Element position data
+-------+

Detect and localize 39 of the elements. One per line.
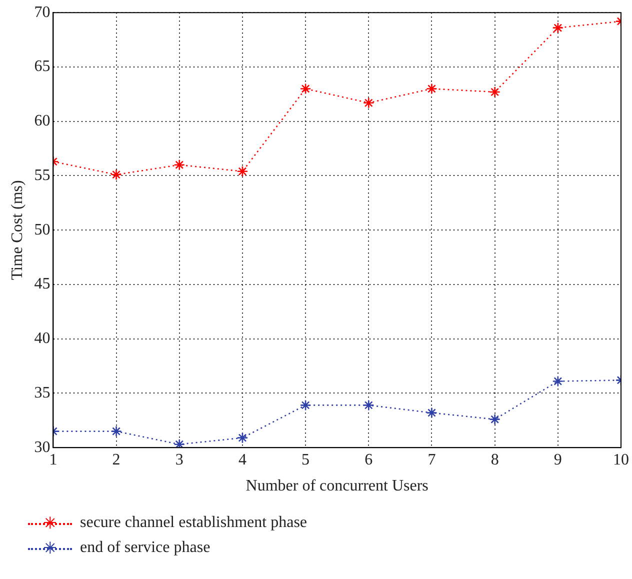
y-tick-label: 55 xyxy=(34,166,50,184)
point xyxy=(174,438,186,448)
point xyxy=(426,407,438,418)
x-axis-title: Number of concurrent Users xyxy=(246,478,428,495)
y-tick-label: 50 xyxy=(34,221,50,238)
point xyxy=(362,97,374,109)
x-tick-label: 9 xyxy=(554,451,562,468)
x-tick-label: 6 xyxy=(364,451,373,468)
point xyxy=(110,426,122,437)
x-tick-label: 8 xyxy=(490,451,499,468)
x-tick-label: 4 xyxy=(238,451,246,468)
point xyxy=(552,376,564,387)
y-tick-label: 30 xyxy=(34,438,50,456)
point xyxy=(236,432,248,444)
point xyxy=(300,400,312,411)
y-tick-label: 45 xyxy=(34,276,50,293)
x-tick-label: 10 xyxy=(613,451,629,468)
y-tick-label: 70 xyxy=(34,4,50,21)
y-tick-label: 35 xyxy=(34,384,50,402)
point xyxy=(489,86,500,98)
y-axis-title: Time Cost (ms) xyxy=(8,180,26,280)
x-tick-label: 7 xyxy=(428,451,436,468)
point xyxy=(489,414,500,425)
y-tick-label: 65 xyxy=(34,58,50,76)
x-tick-label: 5 xyxy=(302,451,310,468)
y-tick-label: 40 xyxy=(34,330,50,348)
point xyxy=(236,166,248,178)
point xyxy=(552,22,564,34)
point xyxy=(110,168,122,180)
point xyxy=(300,83,312,94)
x-tick-label: 2 xyxy=(112,451,120,468)
y-tick-label: 60 xyxy=(34,112,50,130)
point xyxy=(362,400,374,411)
legend-label: secure channel establishment phase xyxy=(80,514,308,532)
point xyxy=(174,159,186,170)
point xyxy=(426,83,438,94)
x-tick-label: 3 xyxy=(175,451,184,468)
legend-label: end of service phase xyxy=(80,538,210,556)
x-tick-label: 1 xyxy=(49,451,58,468)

+-------+

■ TASK BRIEF ■
Reproduce the records above, substituting "marker" for every instance of "point" and leaving everything else unchanged. Omit the pictures from your answer.

■ FINAL ANSWER ■
Detect and localize 39 of the elements. One per line.
y-tick-label: 55 xyxy=(34,166,50,184)
marker xyxy=(174,438,186,448)
marker xyxy=(426,407,438,418)
x-axis-title: Number of concurrent Users xyxy=(246,478,428,495)
y-tick-label: 50 xyxy=(34,221,50,238)
marker xyxy=(362,97,374,109)
x-tick-label: 9 xyxy=(554,451,562,468)
x-tick-label: 6 xyxy=(364,451,373,468)
marker xyxy=(110,426,122,437)
x-tick-label: 8 xyxy=(490,451,499,468)
x-tick-label: 4 xyxy=(238,451,246,468)
marker xyxy=(552,376,564,387)
y-tick-label: 30 xyxy=(34,438,50,456)
marker xyxy=(236,432,248,444)
marker xyxy=(300,400,312,411)
y-tick-label: 45 xyxy=(34,276,50,293)
x-tick-label: 10 xyxy=(613,451,629,468)
y-tick-label: 70 xyxy=(34,4,50,21)
y-tick-label: 35 xyxy=(34,384,50,402)
marker xyxy=(489,86,500,98)
y-axis-title: Time Cost (ms) xyxy=(8,180,26,280)
x-tick-label: 7 xyxy=(428,451,436,468)
marker xyxy=(489,414,500,425)
y-tick-label: 65 xyxy=(34,58,50,76)
x-tick-label: 5 xyxy=(302,451,310,468)
y-tick-label: 40 xyxy=(34,330,50,348)
marker xyxy=(236,166,248,178)
marker xyxy=(552,22,564,34)
marker xyxy=(110,168,122,180)
marker xyxy=(300,83,312,94)
x-tick-label: 2 xyxy=(112,451,120,468)
y-tick-label: 60 xyxy=(34,112,50,130)
marker xyxy=(362,400,374,411)
legend-label: secure channel establishment phase xyxy=(80,514,308,532)
marker xyxy=(174,159,186,170)
marker xyxy=(426,83,438,94)
x-tick-label: 3 xyxy=(175,451,184,468)
legend-label: end of service phase xyxy=(80,538,210,556)
x-tick-label: 1 xyxy=(49,451,58,468)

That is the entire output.